Rows from a dataset:
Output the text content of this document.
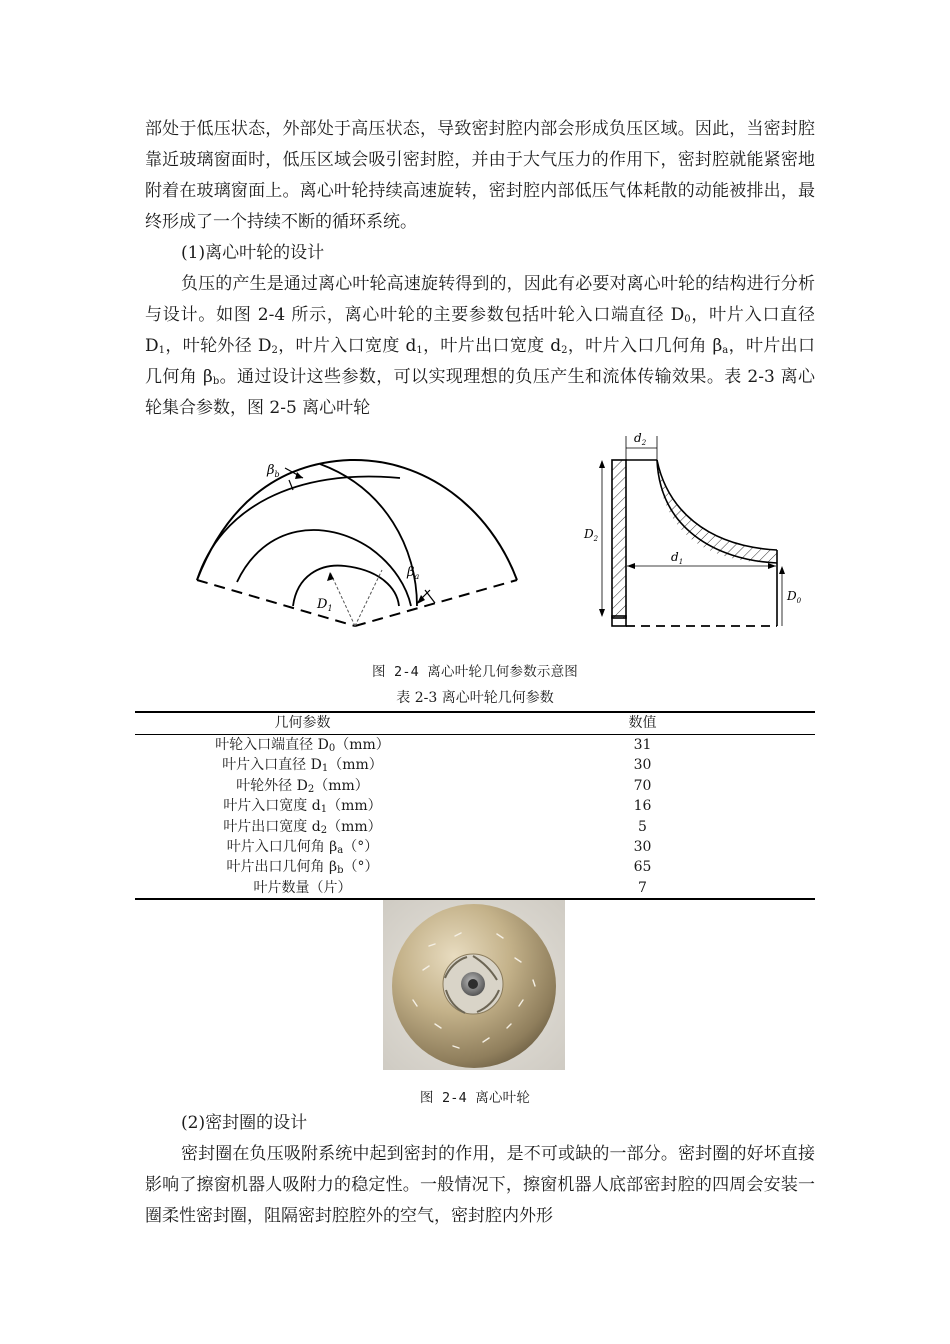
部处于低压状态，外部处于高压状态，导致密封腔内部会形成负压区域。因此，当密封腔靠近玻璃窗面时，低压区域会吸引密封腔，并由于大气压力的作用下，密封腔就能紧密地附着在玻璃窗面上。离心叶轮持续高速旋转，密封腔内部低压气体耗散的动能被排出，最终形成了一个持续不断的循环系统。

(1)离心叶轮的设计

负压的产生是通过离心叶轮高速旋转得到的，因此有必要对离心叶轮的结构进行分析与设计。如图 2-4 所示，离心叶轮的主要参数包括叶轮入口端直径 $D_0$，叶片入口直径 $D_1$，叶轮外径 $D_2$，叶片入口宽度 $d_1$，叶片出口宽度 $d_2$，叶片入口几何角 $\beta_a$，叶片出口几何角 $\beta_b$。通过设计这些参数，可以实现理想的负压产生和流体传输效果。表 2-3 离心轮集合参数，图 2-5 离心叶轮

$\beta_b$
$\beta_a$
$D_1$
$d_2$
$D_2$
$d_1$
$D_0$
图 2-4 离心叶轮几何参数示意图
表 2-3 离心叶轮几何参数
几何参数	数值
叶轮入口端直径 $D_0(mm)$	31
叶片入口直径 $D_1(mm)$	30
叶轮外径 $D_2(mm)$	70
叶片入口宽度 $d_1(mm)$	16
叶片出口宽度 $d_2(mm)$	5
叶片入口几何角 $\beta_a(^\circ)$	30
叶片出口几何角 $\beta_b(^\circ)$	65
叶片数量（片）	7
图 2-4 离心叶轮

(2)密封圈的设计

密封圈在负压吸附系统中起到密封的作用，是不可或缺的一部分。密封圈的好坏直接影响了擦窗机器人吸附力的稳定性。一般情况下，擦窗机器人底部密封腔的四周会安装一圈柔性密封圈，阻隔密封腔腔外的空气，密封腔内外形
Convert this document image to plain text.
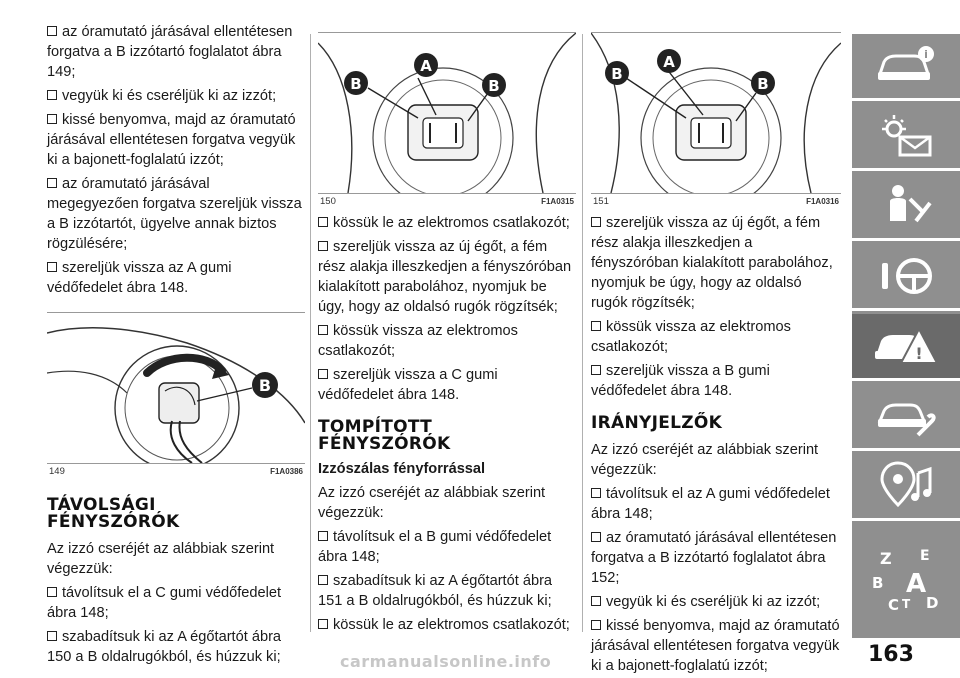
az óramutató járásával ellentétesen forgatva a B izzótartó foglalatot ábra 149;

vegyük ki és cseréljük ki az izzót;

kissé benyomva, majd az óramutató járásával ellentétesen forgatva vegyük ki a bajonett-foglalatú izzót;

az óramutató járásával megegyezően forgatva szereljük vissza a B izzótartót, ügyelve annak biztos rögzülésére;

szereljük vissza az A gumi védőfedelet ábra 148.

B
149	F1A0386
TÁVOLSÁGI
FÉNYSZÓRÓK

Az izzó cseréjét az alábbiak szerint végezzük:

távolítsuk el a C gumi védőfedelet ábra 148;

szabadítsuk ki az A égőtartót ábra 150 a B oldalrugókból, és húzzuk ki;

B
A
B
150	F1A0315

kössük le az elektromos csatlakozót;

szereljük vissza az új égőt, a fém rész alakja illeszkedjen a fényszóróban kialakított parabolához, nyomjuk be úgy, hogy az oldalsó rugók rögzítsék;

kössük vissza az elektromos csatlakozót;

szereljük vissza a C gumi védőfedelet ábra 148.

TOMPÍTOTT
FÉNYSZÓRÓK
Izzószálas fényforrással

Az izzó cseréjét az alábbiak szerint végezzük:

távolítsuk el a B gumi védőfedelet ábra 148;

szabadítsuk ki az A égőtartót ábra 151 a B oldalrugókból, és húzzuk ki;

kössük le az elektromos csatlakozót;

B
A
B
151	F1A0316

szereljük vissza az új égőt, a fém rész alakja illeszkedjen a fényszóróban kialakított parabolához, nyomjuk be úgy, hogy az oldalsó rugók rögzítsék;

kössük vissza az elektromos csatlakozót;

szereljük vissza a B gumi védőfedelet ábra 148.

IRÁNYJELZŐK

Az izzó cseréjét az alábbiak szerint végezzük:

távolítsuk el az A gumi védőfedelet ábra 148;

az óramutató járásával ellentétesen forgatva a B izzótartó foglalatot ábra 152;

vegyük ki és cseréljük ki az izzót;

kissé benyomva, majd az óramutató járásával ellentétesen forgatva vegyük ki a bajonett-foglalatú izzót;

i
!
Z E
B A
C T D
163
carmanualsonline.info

Given problem >> Report all lines of the data above that include the string "húzzuk".

Written answer >>
szabadítsuk ki az A égőtartót ábra 150 a B oldalrugókból, és húzzuk ki;
szabadítsuk ki az A égőtartót ábra 151 a B oldalrugókból, és húzzuk ki;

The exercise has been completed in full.